* Prompt *
Collect all the lines that mention the word "өздігімен".

Stored entries
>> START
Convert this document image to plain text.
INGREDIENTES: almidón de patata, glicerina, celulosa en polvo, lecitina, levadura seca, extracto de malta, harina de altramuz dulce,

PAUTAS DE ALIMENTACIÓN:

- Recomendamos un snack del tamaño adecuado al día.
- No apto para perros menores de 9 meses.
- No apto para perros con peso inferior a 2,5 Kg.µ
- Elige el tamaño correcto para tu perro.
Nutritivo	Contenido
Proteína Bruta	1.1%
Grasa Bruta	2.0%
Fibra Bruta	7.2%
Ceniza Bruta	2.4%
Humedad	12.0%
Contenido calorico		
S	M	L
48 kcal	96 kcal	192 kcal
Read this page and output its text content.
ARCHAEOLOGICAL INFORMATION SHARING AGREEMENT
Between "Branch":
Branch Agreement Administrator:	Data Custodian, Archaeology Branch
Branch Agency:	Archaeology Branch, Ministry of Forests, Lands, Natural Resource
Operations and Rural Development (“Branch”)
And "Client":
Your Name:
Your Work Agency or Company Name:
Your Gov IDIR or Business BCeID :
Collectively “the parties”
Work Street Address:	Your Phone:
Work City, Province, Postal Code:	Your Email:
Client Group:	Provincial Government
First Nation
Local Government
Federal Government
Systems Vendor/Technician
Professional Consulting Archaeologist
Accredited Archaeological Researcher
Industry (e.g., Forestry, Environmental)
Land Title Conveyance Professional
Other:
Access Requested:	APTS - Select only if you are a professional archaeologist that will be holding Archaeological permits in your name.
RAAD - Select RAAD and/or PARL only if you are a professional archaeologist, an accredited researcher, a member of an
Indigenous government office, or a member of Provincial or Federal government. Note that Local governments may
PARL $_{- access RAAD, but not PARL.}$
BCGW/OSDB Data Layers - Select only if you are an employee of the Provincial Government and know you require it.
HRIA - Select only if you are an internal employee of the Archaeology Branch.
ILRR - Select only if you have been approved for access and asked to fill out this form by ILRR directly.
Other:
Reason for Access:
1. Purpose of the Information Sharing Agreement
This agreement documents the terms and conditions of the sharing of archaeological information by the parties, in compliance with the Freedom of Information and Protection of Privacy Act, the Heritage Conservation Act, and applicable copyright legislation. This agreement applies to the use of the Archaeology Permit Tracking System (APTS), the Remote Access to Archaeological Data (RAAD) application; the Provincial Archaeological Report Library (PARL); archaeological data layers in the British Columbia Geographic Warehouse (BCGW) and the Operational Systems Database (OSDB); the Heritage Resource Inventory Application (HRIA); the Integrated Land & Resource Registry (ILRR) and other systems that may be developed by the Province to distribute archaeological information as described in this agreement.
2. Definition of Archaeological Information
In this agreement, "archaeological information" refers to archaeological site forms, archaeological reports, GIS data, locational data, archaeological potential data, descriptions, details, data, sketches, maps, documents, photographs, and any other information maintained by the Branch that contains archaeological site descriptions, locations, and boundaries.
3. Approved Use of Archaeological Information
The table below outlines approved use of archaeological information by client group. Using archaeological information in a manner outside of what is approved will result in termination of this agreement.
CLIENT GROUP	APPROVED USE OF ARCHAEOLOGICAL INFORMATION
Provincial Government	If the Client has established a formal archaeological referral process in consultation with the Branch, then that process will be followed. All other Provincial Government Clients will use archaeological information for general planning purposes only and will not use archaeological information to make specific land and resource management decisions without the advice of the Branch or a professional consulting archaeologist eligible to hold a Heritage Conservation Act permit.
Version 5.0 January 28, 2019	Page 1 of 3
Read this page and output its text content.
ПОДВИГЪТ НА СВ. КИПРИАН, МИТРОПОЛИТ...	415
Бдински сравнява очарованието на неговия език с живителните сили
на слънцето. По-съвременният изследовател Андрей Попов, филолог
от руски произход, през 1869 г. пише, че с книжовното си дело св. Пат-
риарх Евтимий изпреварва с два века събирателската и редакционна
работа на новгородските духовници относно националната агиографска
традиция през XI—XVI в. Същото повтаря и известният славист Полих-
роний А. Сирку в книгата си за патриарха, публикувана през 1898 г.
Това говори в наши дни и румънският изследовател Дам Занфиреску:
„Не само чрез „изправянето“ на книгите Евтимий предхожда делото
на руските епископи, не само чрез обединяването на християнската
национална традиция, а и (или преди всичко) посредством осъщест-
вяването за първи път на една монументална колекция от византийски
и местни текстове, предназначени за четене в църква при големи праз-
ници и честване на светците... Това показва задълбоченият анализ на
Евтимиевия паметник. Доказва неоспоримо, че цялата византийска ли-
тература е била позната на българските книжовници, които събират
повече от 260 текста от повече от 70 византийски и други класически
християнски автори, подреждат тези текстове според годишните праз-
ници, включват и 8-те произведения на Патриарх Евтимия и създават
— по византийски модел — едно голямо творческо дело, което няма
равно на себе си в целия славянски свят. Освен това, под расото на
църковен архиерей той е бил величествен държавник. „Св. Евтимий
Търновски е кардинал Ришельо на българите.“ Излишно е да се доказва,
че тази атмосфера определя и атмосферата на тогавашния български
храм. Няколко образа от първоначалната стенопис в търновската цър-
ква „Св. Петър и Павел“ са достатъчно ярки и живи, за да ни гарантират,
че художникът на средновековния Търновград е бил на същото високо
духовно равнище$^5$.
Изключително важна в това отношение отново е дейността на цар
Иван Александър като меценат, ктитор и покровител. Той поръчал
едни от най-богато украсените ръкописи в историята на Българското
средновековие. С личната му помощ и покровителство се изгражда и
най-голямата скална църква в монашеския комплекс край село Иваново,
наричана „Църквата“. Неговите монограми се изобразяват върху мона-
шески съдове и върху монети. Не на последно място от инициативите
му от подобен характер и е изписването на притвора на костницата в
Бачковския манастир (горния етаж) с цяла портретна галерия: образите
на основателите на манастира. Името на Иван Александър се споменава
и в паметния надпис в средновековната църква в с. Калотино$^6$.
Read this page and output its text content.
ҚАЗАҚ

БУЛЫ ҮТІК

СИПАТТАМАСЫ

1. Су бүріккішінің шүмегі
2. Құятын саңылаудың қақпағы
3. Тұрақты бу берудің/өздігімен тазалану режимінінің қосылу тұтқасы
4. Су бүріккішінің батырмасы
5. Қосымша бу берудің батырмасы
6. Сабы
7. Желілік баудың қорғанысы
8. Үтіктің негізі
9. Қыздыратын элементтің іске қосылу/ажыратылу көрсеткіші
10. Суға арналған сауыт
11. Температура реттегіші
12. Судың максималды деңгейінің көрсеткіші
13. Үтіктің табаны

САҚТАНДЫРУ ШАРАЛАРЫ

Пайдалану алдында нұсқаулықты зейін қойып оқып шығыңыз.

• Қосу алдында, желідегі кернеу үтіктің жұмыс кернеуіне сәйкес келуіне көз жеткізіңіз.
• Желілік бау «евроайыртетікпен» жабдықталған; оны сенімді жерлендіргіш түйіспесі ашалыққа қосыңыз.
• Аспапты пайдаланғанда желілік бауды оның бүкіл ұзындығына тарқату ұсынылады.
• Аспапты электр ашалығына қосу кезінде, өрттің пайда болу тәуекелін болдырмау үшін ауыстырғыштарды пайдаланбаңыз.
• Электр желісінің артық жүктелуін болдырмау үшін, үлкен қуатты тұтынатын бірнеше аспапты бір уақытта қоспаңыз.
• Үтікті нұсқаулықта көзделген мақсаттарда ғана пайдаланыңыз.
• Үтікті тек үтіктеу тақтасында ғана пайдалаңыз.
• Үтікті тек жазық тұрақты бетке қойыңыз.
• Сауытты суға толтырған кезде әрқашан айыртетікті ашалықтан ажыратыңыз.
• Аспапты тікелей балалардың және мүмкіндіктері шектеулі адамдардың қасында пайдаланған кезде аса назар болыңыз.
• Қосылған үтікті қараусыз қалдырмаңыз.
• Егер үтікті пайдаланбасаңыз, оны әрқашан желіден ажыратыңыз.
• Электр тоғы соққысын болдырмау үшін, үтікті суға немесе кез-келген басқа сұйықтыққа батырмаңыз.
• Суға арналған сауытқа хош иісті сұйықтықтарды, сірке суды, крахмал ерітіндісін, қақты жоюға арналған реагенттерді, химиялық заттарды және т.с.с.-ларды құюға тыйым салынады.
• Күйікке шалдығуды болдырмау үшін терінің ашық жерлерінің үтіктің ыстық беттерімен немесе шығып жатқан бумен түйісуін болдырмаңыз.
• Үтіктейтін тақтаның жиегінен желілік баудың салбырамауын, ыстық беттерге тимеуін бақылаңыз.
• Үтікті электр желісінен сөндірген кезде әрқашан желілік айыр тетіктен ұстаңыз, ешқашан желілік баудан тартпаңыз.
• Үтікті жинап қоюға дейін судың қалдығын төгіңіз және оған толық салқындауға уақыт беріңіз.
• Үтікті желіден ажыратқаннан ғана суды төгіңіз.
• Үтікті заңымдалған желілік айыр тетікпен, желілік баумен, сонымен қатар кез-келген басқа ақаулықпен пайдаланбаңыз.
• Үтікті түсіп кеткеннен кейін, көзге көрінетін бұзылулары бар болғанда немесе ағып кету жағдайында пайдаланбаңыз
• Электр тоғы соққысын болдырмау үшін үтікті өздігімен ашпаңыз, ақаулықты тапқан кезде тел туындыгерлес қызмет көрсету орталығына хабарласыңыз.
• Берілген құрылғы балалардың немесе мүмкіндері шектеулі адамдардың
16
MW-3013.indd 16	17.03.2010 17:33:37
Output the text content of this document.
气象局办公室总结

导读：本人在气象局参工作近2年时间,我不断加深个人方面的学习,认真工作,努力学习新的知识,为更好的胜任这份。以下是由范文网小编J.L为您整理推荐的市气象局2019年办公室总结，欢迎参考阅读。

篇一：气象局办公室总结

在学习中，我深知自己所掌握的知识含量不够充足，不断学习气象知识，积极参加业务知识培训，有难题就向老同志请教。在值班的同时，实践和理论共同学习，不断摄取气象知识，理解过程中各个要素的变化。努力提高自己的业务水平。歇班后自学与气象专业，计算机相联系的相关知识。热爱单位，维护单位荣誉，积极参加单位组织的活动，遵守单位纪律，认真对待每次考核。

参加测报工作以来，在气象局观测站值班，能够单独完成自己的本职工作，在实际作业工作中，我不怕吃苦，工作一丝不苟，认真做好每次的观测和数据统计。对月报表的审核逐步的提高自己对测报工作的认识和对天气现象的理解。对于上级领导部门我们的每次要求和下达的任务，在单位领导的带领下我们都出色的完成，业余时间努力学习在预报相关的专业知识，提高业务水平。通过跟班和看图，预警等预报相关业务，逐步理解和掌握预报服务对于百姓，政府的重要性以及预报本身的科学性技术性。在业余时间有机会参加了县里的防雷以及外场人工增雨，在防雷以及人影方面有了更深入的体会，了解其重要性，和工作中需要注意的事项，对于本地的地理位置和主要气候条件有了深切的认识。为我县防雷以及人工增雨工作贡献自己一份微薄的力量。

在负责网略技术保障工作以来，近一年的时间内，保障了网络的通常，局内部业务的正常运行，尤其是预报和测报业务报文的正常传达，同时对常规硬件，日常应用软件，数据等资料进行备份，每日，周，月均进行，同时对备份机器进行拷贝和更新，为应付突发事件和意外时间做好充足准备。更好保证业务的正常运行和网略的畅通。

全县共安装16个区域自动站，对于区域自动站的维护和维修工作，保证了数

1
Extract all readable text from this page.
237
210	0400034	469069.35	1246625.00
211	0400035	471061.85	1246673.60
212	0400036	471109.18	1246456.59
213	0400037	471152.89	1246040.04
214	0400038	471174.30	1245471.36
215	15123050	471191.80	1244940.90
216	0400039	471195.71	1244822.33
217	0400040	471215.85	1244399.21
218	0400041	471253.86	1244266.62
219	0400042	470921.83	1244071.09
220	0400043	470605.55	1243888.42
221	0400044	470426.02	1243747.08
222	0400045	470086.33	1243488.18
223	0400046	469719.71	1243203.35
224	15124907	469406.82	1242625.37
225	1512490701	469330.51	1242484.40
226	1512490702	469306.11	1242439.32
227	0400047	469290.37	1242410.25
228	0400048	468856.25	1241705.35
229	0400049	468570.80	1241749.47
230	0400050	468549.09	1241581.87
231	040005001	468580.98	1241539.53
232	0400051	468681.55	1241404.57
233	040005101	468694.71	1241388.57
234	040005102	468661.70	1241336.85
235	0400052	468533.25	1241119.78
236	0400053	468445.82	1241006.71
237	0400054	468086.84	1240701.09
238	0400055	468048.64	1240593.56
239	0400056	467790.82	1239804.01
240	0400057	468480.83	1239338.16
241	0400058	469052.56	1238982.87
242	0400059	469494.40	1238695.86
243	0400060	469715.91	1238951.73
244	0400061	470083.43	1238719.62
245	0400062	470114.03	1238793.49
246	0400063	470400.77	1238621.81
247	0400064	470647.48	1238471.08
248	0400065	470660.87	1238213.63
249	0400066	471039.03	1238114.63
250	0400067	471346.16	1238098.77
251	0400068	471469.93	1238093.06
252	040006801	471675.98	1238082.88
>> END
* Correct answer *
3. Тұрақты бу берудің/өздігімен тазалану режимінінің қосылу тұтқасы
• Электр тоғы соққысын болдырмау үшін үтікті өздігімен ашпаңыз, ақаулықты тапқан кезде тел туындыгерлес қызмет көрсету орталығына хабарласыңыз.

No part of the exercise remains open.